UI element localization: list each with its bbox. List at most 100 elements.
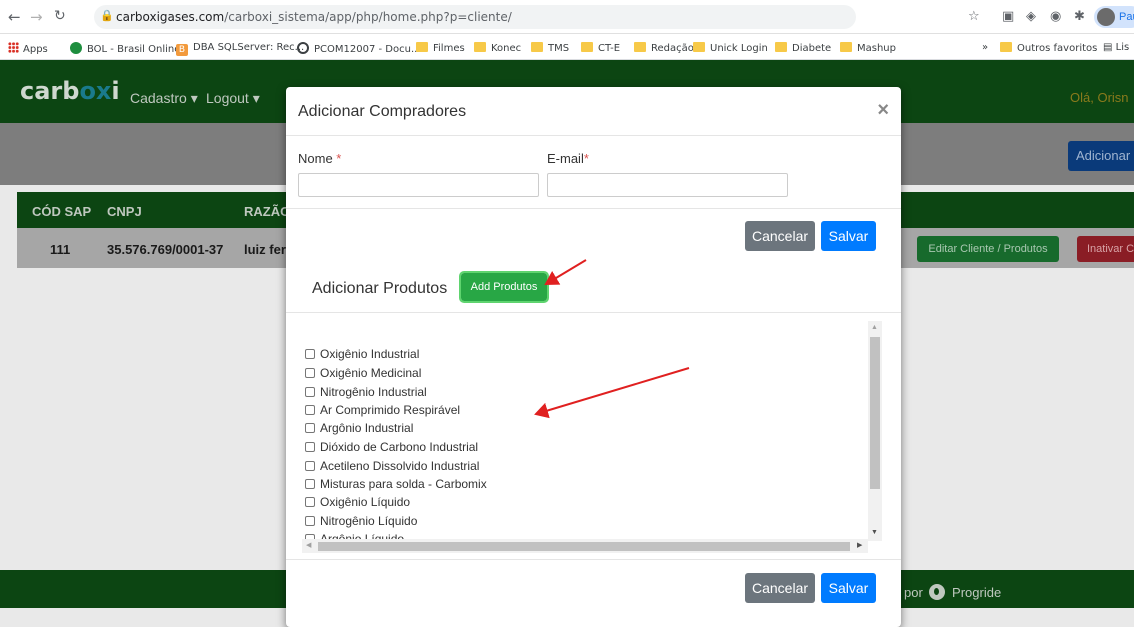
add-products-button[interactable]: Add Produtos (459, 271, 549, 303)
user-greeting: Olá, Orisn (1070, 90, 1129, 105)
logo: carboxi (20, 77, 120, 105)
back-icon[interactable]: ← (8, 8, 21, 26)
scrollbar-thumb[interactable] (318, 542, 850, 551)
save-button[interactable]: Salvar (821, 221, 876, 251)
bookmarks-overflow[interactable]: » (982, 42, 988, 53)
checkbox[interactable] (305, 368, 315, 378)
circle-icon (297, 42, 309, 54)
scroll-down-icon[interactable]: ▼ (871, 529, 878, 536)
bol-icon (70, 42, 82, 54)
bookmark-item[interactable]: B DBA SQLServer: Rec... (176, 42, 304, 56)
blogger-icon: B (176, 44, 188, 56)
profile-name[interactable]: Pau (1119, 11, 1134, 23)
scrollbar-thumb[interactable] (870, 337, 880, 489)
folder-icon (775, 42, 787, 52)
puzzle-icon[interactable]: ✱ (1074, 9, 1085, 24)
checkbox[interactable] (305, 442, 315, 452)
product-checkbox-item[interactable]: Dióxido de Carbono Industrial (305, 440, 478, 454)
product-checkbox-item[interactable]: Ar Comprimido Respirável (305, 403, 460, 417)
inactivate-client-button[interactable]: Inativar C (1077, 236, 1134, 262)
bookmark-item[interactable]: PCOM12007 - Docu... (297, 42, 420, 55)
product-checkbox-item[interactable]: Misturas para solda - Carbomix (305, 477, 487, 491)
reading-list[interactable]: ▤ Lis (1103, 42, 1129, 53)
checkbox[interactable] (305, 349, 315, 359)
scroll-up-icon[interactable]: ▲ (871, 324, 878, 331)
divider (286, 208, 901, 209)
cell-cnpj: 35.576.769/0001-37 (107, 242, 224, 257)
name-input[interactable] (298, 173, 539, 197)
bookmarks-bar: Apps BOL - Brasil Online B DBA SQLServer:… (0, 34, 1134, 60)
folder-icon (634, 42, 646, 52)
url-text[interactable]: carboxigases.com/carboxi_sistema/app/php… (116, 10, 512, 24)
folder-icon (531, 42, 543, 52)
checkbox[interactable] (305, 423, 315, 433)
folder-icon (474, 42, 486, 52)
vertical-scrollbar[interactable]: ▲ ▼ (868, 321, 882, 541)
column-cod-sap: CÓD SAP (32, 204, 92, 219)
bookmark-item[interactable]: Unick Login (693, 42, 768, 54)
checkbox[interactable] (305, 516, 315, 526)
edit-client-button[interactable]: Editar Cliente / Produtos (917, 236, 1059, 262)
bookmark-item[interactable]: BOL - Brasil Online (70, 42, 180, 55)
forward-icon[interactable]: → (30, 8, 43, 26)
email-input[interactable] (547, 173, 788, 197)
folder-icon (840, 42, 852, 52)
product-checkbox-item[interactable]: Nitrogênio Líquido (305, 514, 417, 528)
avatar[interactable] (1097, 8, 1115, 26)
products-list[interactable]: Oxigênio Industrial Oxigênio Medicinal N… (302, 321, 882, 553)
modal-title: Adicionar Compradores (298, 103, 467, 120)
product-checkbox-item[interactable]: Oxigênio Líquido (305, 495, 410, 509)
product-checkbox-item[interactable]: Oxigênio Medicinal (305, 366, 421, 380)
cancel-button[interactable]: Cancelar (745, 573, 815, 603)
bookmark-item[interactable]: Redação (634, 42, 694, 54)
checkbox[interactable] (305, 461, 315, 471)
bookmark-item[interactable]: Konec (474, 42, 521, 54)
lock-icon[interactable]: 🔒 (100, 9, 114, 22)
menu-cadastro[interactable]: Cadastro ▾ (130, 90, 198, 107)
close-icon[interactable]: × (877, 99, 889, 122)
product-checkbox-item[interactable]: Nitrogênio Industrial (305, 385, 427, 399)
divider (286, 135, 901, 136)
scroll-left-icon[interactable]: ◀ (306, 541, 311, 549)
checkbox[interactable] (305, 405, 315, 415)
product-checkbox-item[interactable]: Acetileno Dissolvido Industrial (305, 459, 479, 473)
extension-icon[interactable]: ▣ (1002, 9, 1014, 24)
scroll-right-icon[interactable]: ▶ (857, 541, 862, 549)
product-checkbox-item[interactable]: Oxigênio Industrial (305, 347, 419, 361)
extension-icon[interactable]: ◈ (1026, 9, 1036, 24)
folder-icon (1000, 42, 1012, 52)
name-label: Nome * (298, 151, 342, 166)
bookmark-apps[interactable]: Apps (8, 42, 48, 55)
other-bookmarks[interactable]: Outros favoritos (1000, 42, 1097, 54)
cancel-button[interactable]: Cancelar (745, 221, 815, 251)
extension-icon[interactable]: ◉ (1050, 9, 1061, 24)
folder-icon (416, 42, 428, 52)
apps-grid-icon (8, 42, 19, 53)
checkbox[interactable] (305, 387, 315, 397)
browser-toolbar: ← → ↻ 🔒 carboxigases.com/carboxi_sistema… (0, 0, 1134, 34)
bookmark-item[interactable]: Diabete (775, 42, 831, 54)
divider (286, 312, 901, 313)
add-buyers-modal: Adicionar Compradores × Nome * E-mail* C… (286, 87, 901, 627)
bookmark-item[interactable]: Mashup (840, 42, 896, 54)
column-cnpj: CNPJ (107, 204, 142, 219)
cell-razao: luiz fer (244, 242, 286, 257)
reload-icon[interactable]: ↻ (54, 8, 66, 24)
star-icon[interactable]: ☆ (968, 9, 980, 24)
menu-logout[interactable]: Logout ▾ (206, 90, 260, 107)
folder-icon (693, 42, 705, 52)
folder-icon (581, 42, 593, 52)
checkbox[interactable] (305, 497, 315, 507)
save-button[interactable]: Salvar (821, 573, 876, 603)
cell-cod-sap: 111 (50, 242, 71, 257)
checkbox[interactable] (305, 479, 315, 489)
column-razao: RAZÃO (244, 204, 291, 219)
bookmark-item[interactable]: Filmes (416, 42, 465, 54)
horizontal-scrollbar[interactable]: ◀ ▶ (302, 539, 868, 553)
divider (286, 559, 901, 560)
progride-logo-icon (929, 584, 946, 600)
bookmark-item[interactable]: CT-E (581, 42, 620, 54)
add-client-button[interactable]: Adicionar C (1068, 141, 1134, 171)
bookmark-item[interactable]: TMS (531, 42, 569, 54)
product-checkbox-item[interactable]: Argônio Industrial (305, 421, 413, 435)
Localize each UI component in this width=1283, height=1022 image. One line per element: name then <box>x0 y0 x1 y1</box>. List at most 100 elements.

********

• Your instructions: Copy out the whole listing above word for word, from its first line to its last, and omit the pictures.

• Completed task:
UI element localization: list each with its bbox. List at most 100 elements.
add-products-button[interactable]: Add Produtos (459, 271, 549, 303)
user-greeting: Olá, Orisn (1070, 90, 1129, 105)
logo: carboxi (20, 77, 120, 105)
back-icon[interactable]: ← (8, 8, 21, 26)
scrollbar-thumb[interactable] (318, 542, 850, 551)
save-button[interactable]: Salvar (821, 221, 876, 251)
bookmarks-overflow[interactable]: » (982, 42, 988, 53)
checkbox[interactable] (305, 368, 315, 378)
circle-icon (297, 42, 309, 54)
scroll-down-icon[interactable]: ▼ (871, 529, 878, 536)
bol-icon (70, 42, 82, 54)
bookmark-item[interactable]: B DBA SQLServer: Rec... (176, 42, 304, 56)
blogger-icon: B (176, 44, 188, 56)
profile-name[interactable]: Pau (1119, 11, 1134, 23)
scrollbar-thumb[interactable] (870, 337, 880, 489)
folder-icon (775, 42, 787, 52)
puzzle-icon[interactable]: ✱ (1074, 9, 1085, 24)
checkbox[interactable] (305, 442, 315, 452)
product-checkbox-item[interactable]: Dióxido de Carbono Industrial (305, 440, 478, 454)
product-checkbox-item[interactable]: Ar Comprimido Respirável (305, 403, 460, 417)
inactivate-client-button[interactable]: Inativar C (1077, 236, 1134, 262)
bookmark-item[interactable]: PCOM12007 - Docu... (297, 42, 420, 55)
product-checkbox-item[interactable]: Misturas para solda - Carbomix (305, 477, 487, 491)
reading-list[interactable]: ▤ Lis (1103, 42, 1129, 53)
checkbox[interactable] (305, 349, 315, 359)
scroll-up-icon[interactable]: ▲ (871, 324, 878, 331)
divider (286, 208, 901, 209)
cell-cnpj: 35.576.769/0001-37 (107, 242, 224, 257)
name-input[interactable] (298, 173, 539, 197)
bookmarks-bar: Apps BOL - Brasil Online B DBA SQLServer:… (0, 34, 1134, 60)
folder-icon (634, 42, 646, 52)
url-text[interactable]: carboxigases.com/carboxi_sistema/app/php… (116, 10, 512, 24)
folder-icon (531, 42, 543, 52)
checkbox[interactable] (305, 423, 315, 433)
folder-icon (474, 42, 486, 52)
vertical-scrollbar[interactable]: ▲ ▼ (868, 321, 882, 541)
column-cod-sap: CÓD SAP (32, 204, 92, 219)
bookmark-item[interactable]: Unick Login (693, 42, 768, 54)
checkbox[interactable] (305, 516, 315, 526)
edit-client-button[interactable]: Editar Cliente / Produtos (917, 236, 1059, 262)
bookmark-item[interactable]: BOL - Brasil Online (70, 42, 180, 55)
forward-icon[interactable]: → (30, 8, 43, 26)
email-input[interactable] (547, 173, 788, 197)
folder-icon (840, 42, 852, 52)
product-checkbox-item[interactable]: Nitrogênio Líquido (305, 514, 417, 528)
avatar[interactable] (1097, 8, 1115, 26)
products-list[interactable]: Oxigênio Industrial Oxigênio Medicinal N… (302, 321, 882, 553)
modal-title: Adicionar Compradores (298, 103, 467, 120)
product-checkbox-item[interactable]: Oxigênio Líquido (305, 495, 410, 509)
product-checkbox-item[interactable]: Oxigênio Medicinal (305, 366, 421, 380)
cancel-button[interactable]: Cancelar (745, 573, 815, 603)
bookmark-item[interactable]: Redação (634, 42, 694, 54)
checkbox[interactable] (305, 461, 315, 471)
bookmark-item[interactable]: Konec (474, 42, 521, 54)
lock-icon[interactable]: 🔒 (100, 9, 114, 22)
menu-cadastro[interactable]: Cadastro ▾ (130, 90, 198, 107)
close-icon[interactable]: × (877, 99, 889, 122)
product-checkbox-item[interactable]: Nitrogênio Industrial (305, 385, 427, 399)
divider (286, 135, 901, 136)
scroll-left-icon[interactable]: ◀ (306, 541, 311, 549)
checkbox[interactable] (305, 405, 315, 415)
product-checkbox-item[interactable]: Acetileno Dissolvido Industrial (305, 459, 479, 473)
extension-icon[interactable]: ▣ (1002, 9, 1014, 24)
scroll-right-icon[interactable]: ▶ (857, 541, 862, 549)
product-checkbox-item[interactable]: Oxigênio Industrial (305, 347, 419, 361)
extension-icon[interactable]: ◈ (1026, 9, 1036, 24)
folder-icon (1000, 42, 1012, 52)
name-label: Nome * (298, 151, 342, 166)
bookmark-apps[interactable]: Apps (8, 42, 48, 55)
other-bookmarks[interactable]: Outros favoritos (1000, 42, 1097, 54)
cancel-button[interactable]: Cancelar (745, 221, 815, 251)
extension-icon[interactable]: ◉ (1050, 9, 1061, 24)
folder-icon (416, 42, 428, 52)
apps-grid-icon (8, 42, 19, 53)
checkbox[interactable] (305, 387, 315, 397)
browser-toolbar: ← → ↻ 🔒 carboxigases.com/carboxi_sistema… (0, 0, 1134, 34)
bookmark-item[interactable]: Diabete (775, 42, 831, 54)
divider (286, 312, 901, 313)
add-buyers-modal: Adicionar Compradores × Nome * E-mail* C… (286, 87, 901, 627)
bookmark-item[interactable]: Mashup (840, 42, 896, 54)
column-cnpj: CNPJ (107, 204, 142, 219)
cell-razao: luiz fer (244, 242, 286, 257)
reload-icon[interactable]: ↻ (54, 8, 66, 24)
star-icon[interactable]: ☆ (968, 9, 980, 24)
menu-logout[interactable]: Logout ▾ (206, 90, 260, 107)
folder-icon (693, 42, 705, 52)
folder-icon (581, 42, 593, 52)
checkbox[interactable] (305, 497, 315, 507)
save-button[interactable]: Salvar (821, 573, 876, 603)
cell-cod-sap: 111 (50, 242, 71, 257)
checkbox[interactable] (305, 479, 315, 489)
column-razao: RAZÃO (244, 204, 291, 219)
bookmark-item[interactable]: Filmes (416, 42, 465, 54)
horizontal-scrollbar[interactable]: ◀ ▶ (302, 539, 868, 553)
divider (286, 559, 901, 560)
progride-logo-icon (929, 584, 946, 600)
bookmark-item[interactable]: CT-E (581, 42, 620, 54)
add-client-button[interactable]: Adicionar C (1068, 141, 1134, 171)
bookmark-item[interactable]: TMS (531, 42, 569, 54)
product-checkbox-item[interactable]: Argônio Industrial (305, 421, 413, 435)
Localize each UI component in this width=1283, height=1022 image. One line per element: name then <box>x0 y0 x1 y1</box>. List at most 100 elements.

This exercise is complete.